### Data records ###

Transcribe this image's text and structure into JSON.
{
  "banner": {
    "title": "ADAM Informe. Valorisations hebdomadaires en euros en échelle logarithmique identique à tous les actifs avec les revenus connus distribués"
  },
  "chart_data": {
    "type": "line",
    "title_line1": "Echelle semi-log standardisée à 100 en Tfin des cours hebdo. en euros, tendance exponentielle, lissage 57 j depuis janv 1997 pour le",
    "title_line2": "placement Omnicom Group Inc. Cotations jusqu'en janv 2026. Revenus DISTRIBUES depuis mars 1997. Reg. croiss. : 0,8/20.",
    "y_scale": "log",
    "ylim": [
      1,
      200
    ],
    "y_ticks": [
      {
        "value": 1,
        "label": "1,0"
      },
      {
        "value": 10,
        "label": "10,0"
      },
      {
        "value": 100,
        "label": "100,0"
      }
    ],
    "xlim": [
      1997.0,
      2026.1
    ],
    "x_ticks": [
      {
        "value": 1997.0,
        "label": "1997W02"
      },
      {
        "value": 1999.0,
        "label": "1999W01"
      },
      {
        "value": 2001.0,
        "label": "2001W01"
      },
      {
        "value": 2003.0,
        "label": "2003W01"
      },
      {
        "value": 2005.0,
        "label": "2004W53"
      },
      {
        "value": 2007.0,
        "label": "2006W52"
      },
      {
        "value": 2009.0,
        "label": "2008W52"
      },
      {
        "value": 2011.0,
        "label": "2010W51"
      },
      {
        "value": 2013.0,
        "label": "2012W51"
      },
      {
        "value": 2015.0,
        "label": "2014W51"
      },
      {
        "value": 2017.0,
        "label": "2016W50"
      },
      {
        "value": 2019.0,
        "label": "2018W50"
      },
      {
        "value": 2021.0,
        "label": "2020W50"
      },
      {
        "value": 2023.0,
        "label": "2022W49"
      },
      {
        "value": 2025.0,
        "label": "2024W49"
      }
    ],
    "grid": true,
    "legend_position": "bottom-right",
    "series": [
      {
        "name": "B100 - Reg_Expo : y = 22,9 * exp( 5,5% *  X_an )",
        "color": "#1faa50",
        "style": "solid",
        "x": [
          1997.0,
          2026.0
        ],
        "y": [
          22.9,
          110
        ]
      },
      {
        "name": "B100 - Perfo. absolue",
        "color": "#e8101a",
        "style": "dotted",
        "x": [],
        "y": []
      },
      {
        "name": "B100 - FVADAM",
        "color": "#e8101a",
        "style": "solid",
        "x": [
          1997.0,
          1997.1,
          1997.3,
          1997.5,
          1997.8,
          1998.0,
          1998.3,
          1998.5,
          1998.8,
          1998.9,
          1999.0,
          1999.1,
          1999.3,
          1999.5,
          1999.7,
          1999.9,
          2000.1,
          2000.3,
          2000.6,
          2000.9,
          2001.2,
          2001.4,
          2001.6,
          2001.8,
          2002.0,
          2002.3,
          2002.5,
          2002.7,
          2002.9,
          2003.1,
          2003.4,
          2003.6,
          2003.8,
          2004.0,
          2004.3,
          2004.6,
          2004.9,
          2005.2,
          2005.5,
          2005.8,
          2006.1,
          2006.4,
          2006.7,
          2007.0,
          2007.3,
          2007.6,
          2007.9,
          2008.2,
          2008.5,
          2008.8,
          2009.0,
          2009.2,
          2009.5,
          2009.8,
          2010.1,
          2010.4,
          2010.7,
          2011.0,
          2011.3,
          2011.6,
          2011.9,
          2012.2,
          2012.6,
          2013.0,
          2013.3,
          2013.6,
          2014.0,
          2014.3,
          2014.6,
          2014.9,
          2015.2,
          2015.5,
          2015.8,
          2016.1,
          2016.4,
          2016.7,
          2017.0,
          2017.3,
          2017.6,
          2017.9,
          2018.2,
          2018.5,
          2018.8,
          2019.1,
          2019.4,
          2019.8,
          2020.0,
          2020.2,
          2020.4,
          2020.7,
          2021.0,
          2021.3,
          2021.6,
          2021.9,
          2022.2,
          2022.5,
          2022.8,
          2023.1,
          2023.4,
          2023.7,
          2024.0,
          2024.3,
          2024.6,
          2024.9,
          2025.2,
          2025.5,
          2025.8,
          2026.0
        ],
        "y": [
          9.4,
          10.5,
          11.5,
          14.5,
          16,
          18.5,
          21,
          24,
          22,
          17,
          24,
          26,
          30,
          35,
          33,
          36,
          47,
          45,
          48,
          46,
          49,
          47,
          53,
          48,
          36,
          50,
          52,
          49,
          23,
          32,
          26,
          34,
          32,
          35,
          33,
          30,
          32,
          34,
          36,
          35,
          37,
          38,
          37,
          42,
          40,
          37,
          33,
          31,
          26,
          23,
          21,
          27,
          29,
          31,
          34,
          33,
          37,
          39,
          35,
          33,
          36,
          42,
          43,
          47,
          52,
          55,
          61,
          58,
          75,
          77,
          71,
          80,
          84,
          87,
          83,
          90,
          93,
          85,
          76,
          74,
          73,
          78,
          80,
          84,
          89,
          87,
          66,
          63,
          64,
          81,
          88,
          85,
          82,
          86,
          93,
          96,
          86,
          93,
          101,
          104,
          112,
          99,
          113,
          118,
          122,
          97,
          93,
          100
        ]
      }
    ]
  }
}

###

From the entries above, copy out every line where the string "depuis" appears.

→ **Worked solution**
    "title_line1": "Echelle semi-log standardisée à 100 en Tfin des cours hebdo. en euros, tendance exponentielle, lissage 57 j depuis janv 1997 pour le",
    "title_line2": "placement Omnicom Group Inc. Cotations jusqu'en janv 2026. Revenus DISTRIBUES depuis mars 1997. Reg. croiss. : 0,8/20.",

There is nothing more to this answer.